EXTRACTED INFORMATION —
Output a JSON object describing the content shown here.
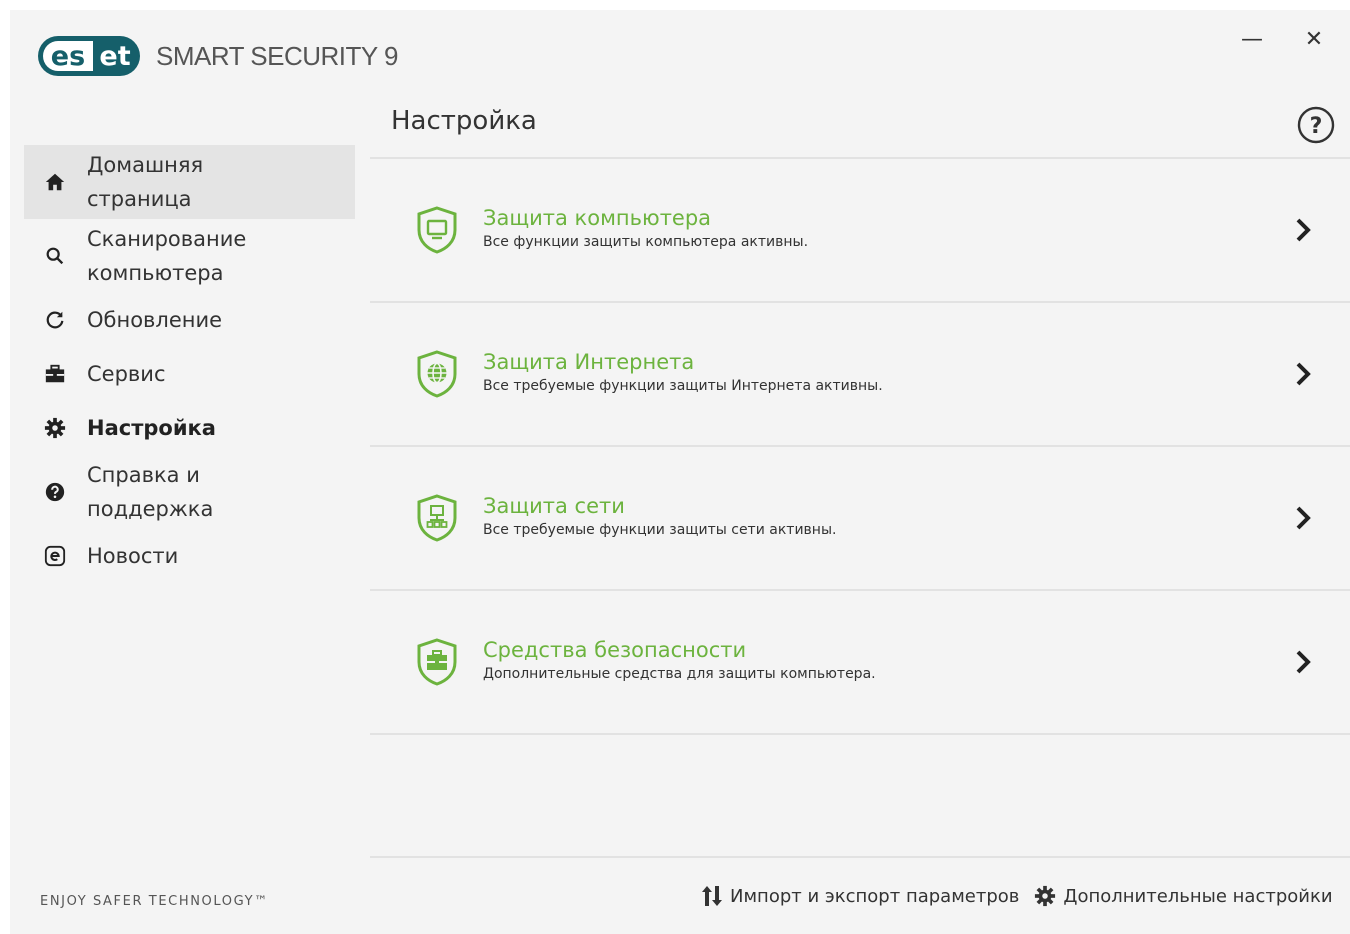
{
  "header": {
    "logo_left": "es",
    "logo_right": "et",
    "product_name": "SMART SECURITY 9",
    "minimize_glyph": "—",
    "close_glyph": "✕"
  },
  "sidebar": {
    "items": [
      {
        "label": "Домашняя\nстраница",
        "icon": "home-icon"
      },
      {
        "label": "Сканирование\nкомпьютера",
        "icon": "search-icon"
      },
      {
        "label": "Обновление",
        "icon": "refresh-icon"
      },
      {
        "label": "Сервис",
        "icon": "toolbox-icon"
      },
      {
        "label": "Настройка",
        "icon": "gear-icon"
      },
      {
        "label": "Справка и\nподдержка",
        "icon": "help-icon"
      },
      {
        "label": "Новости",
        "icon": "news-icon"
      }
    ],
    "tagline": "ENJOY SAFER TECHNOLOGY™"
  },
  "main": {
    "title": "Настройка",
    "help_glyph": "?",
    "sections": [
      {
        "title": "Защита компьютера",
        "desc": "Все функции защиты компьютера активны.",
        "icon": "computer-shield-icon"
      },
      {
        "title": "Защита Интернета",
        "desc": "Все требуемые функции защиты Интернета активны.",
        "icon": "globe-shield-icon"
      },
      {
        "title": "Защита сети",
        "desc": "Все требуемые функции защиты сети активны.",
        "icon": "network-shield-icon"
      },
      {
        "title": "Средства безопасности",
        "desc": "Дополнительные средства для защиты компьютера.",
        "icon": "toolbox-shield-icon"
      }
    ]
  },
  "footer": {
    "import_export": "Импорт и экспорт параметров",
    "advanced": "Дополнительные настройки"
  },
  "colors": {
    "accent_green": "#6cb33e",
    "brand_teal": "#155f6a"
  }
}
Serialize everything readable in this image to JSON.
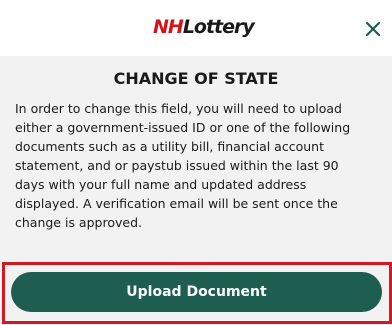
{
  "header": {
    "logo_prefix": "NH",
    "logo_suffix": "Lottery",
    "close_icon": "close-icon"
  },
  "modal": {
    "title": "CHANGE OF STATE",
    "description_lines": [
      "In order to change this field, you will need to upload",
      "either a government-issued ID or one of the following",
      "documents such as a utility bill, financial account",
      "statement, and or paystub issued within the last 90",
      "days with your full name and updated address",
      "displayed. A verification email will be sent once the",
      "change is approved."
    ]
  },
  "actions": {
    "upload_label": "Upload Document"
  },
  "colors": {
    "brand_red": "#d3141c",
    "button_green": "#1e5e50",
    "close_green": "#1e5e50",
    "highlight_red": "#d01920",
    "body_bg": "#f2f2f2"
  }
}
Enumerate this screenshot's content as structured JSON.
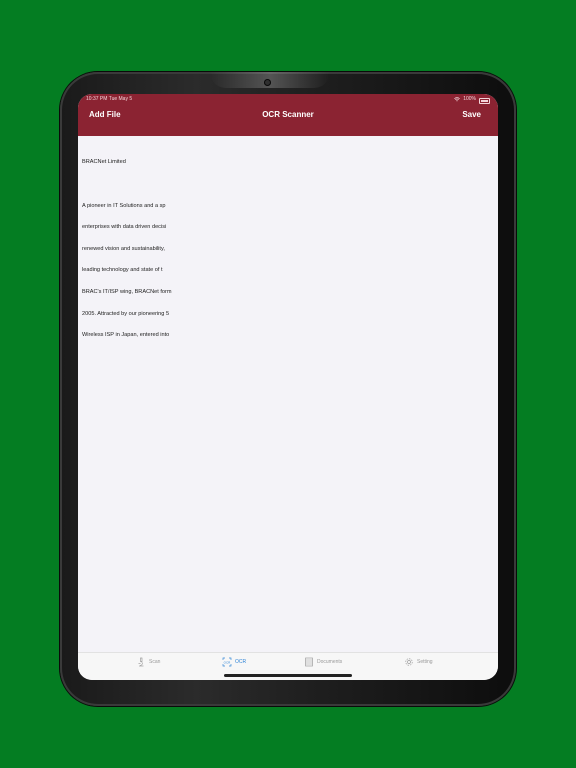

DESCRIPTION OF THE TASK —
Quote the material word for word, dropping any images it holds.

FULL ANSWER —
Output a JSON object describing the content shown here.
{
  "header": {
    "logo_left": "es",
    "logo_right": "et",
    "product_name": "SMART SECURITY 9",
    "minimize_glyph": "—",
    "close_glyph": "✕"
  },
  "sidebar": {
    "items": [
      {
        "label": "Домашняя\nстраница",
        "icon": "home-icon"
      },
      {
        "label": "Сканирование\nкомпьютера",
        "icon": "search-icon"
      },
      {
        "label": "Обновление",
        "icon": "refresh-icon"
      },
      {
        "label": "Сервис",
        "icon": "toolbox-icon"
      },
      {
        "label": "Настройка",
        "icon": "gear-icon"
      },
      {
        "label": "Справка и\nподдержка",
        "icon": "help-icon"
      },
      {
        "label": "Новости",
        "icon": "news-icon"
      }
    ],
    "tagline": "ENJOY SAFER TECHNOLOGY™"
  },
  "main": {
    "title": "Настройка",
    "help_glyph": "?",
    "sections": [
      {
        "title": "Защита компьютера",
        "desc": "Все функции защиты компьютера активны.",
        "icon": "computer-shield-icon"
      },
      {
        "title": "Защита Интернета",
        "desc": "Все требуемые функции защиты Интернета активны.",
        "icon": "globe-shield-icon"
      },
      {
        "title": "Защита сети",
        "desc": "Все требуемые функции защиты сети активны.",
        "icon": "network-shield-icon"
      },
      {
        "title": "Средства безопасности",
        "desc": "Дополнительные средства для защиты компьютера.",
        "icon": "toolbox-shield-icon"
      }
    ]
  },
  "footer": {
    "import_export": "Импорт и экспорт параметров",
    "advanced": "Дополнительные настройки"
  },
  "colors": {
    "accent_green": "#6cb33e",
    "brand_teal": "#155f6a"
  }
}
Serialize everything readable in this image to JSON.
{
  "header": {
    "logo_prefix": "NH",
    "logo_suffix": "Lottery",
    "close_icon": "close-icon"
  },
  "modal": {
    "title": "CHANGE OF STATE",
    "description_lines": [
      "In order to change this field, you will need to upload",
      "either a government-issued ID or one of the following",
      "documents such as a utility bill, financial account",
      "statement, and or paystub issued within the last 90",
      "days with your full name and updated address",
      "displayed. A verification email will be sent once the",
      "change is approved."
    ]
  },
  "actions": {
    "upload_label": "Upload Document"
  },
  "colors": {
    "brand_red": "#d3141c",
    "button_green": "#1e5e50",
    "close_green": "#1e5e50",
    "highlight_red": "#d01920",
    "body_bg": "#f2f2f2"
  }
}
Enumerate this screenshot's content as structured JSON.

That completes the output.